Data records:
========

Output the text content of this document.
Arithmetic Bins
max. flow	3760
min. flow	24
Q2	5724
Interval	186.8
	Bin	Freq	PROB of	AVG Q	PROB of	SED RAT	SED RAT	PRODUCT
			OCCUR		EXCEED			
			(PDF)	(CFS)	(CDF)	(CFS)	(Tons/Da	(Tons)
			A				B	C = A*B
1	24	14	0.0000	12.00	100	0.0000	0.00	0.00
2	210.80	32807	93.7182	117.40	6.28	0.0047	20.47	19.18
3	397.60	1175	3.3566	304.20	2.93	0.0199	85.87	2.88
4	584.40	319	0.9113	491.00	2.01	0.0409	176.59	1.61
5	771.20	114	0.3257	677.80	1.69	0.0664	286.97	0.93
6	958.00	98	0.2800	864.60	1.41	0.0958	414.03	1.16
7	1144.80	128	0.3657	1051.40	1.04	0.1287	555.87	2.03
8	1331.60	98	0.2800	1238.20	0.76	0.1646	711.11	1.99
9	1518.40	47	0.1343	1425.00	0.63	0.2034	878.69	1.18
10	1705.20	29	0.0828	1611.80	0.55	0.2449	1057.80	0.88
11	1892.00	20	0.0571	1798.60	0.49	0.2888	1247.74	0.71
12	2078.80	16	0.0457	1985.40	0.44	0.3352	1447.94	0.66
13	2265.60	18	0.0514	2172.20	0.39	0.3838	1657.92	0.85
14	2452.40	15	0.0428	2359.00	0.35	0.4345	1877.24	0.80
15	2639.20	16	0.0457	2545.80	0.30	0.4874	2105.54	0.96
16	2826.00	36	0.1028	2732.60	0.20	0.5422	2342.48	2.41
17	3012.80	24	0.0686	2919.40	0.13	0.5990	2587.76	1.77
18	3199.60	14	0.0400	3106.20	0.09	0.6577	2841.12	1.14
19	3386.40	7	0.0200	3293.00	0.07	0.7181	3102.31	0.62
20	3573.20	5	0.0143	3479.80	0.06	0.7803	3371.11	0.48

========

__Your instructions__. Make an exact copy of the listing, including every line.

__Task answer__.
Output the text content of this document.
Arithmetic Bins
max. flow	3760
min. flow	24
Q2	5724
Interval	186.8
	Bin	Freq	PROB of	AVG Q	PROB of	SED RAT	SED RAT	PRODUCT
			OCCUR		EXCEED			
			(PDF)	(CFS)	(CDF)	(CFS)	(Tons/Da	(Tons)
			A				B	C = A*B
1	24	14	0.0000	12.00	100	0.0000	0.00	0.00
2	210.80	32807	93.7182	117.40	6.28	0.0047	20.47	19.18
3	397.60	1175	3.3566	304.20	2.93	0.0199	85.87	2.88
4	584.40	319	0.9113	491.00	2.01	0.0409	176.59	1.61
5	771.20	114	0.3257	677.80	1.69	0.0664	286.97	0.93
6	958.00	98	0.2800	864.60	1.41	0.0958	414.03	1.16
7	1144.80	128	0.3657	1051.40	1.04	0.1287	555.87	2.03
8	1331.60	98	0.2800	1238.20	0.76	0.1646	711.11	1.99
9	1518.40	47	0.1343	1425.00	0.63	0.2034	878.69	1.18
10	1705.20	29	0.0828	1611.80	0.55	0.2449	1057.80	0.88
11	1892.00	20	0.0571	1798.60	0.49	0.2888	1247.74	0.71
12	2078.80	16	0.0457	1985.40	0.44	0.3352	1447.94	0.66
13	2265.60	18	0.0514	2172.20	0.39	0.3838	1657.92	0.85
14	2452.40	15	0.0428	2359.00	0.35	0.4345	1877.24	0.80
15	2639.20	16	0.0457	2545.80	0.30	0.4874	2105.54	0.96
16	2826.00	36	0.1028	2732.60	0.20	0.5422	2342.48	2.41
17	3012.80	24	0.0686	2919.40	0.13	0.5990	2587.76	1.77
18	3199.60	14	0.0400	3106.20	0.09	0.6577	2841.12	1.14
19	3386.40	7	0.0200	3293.00	0.07	0.7181	3102.31	0.62
20	3573.20	5	0.0143	3479.80	0.06	0.7803	3371.11	0.48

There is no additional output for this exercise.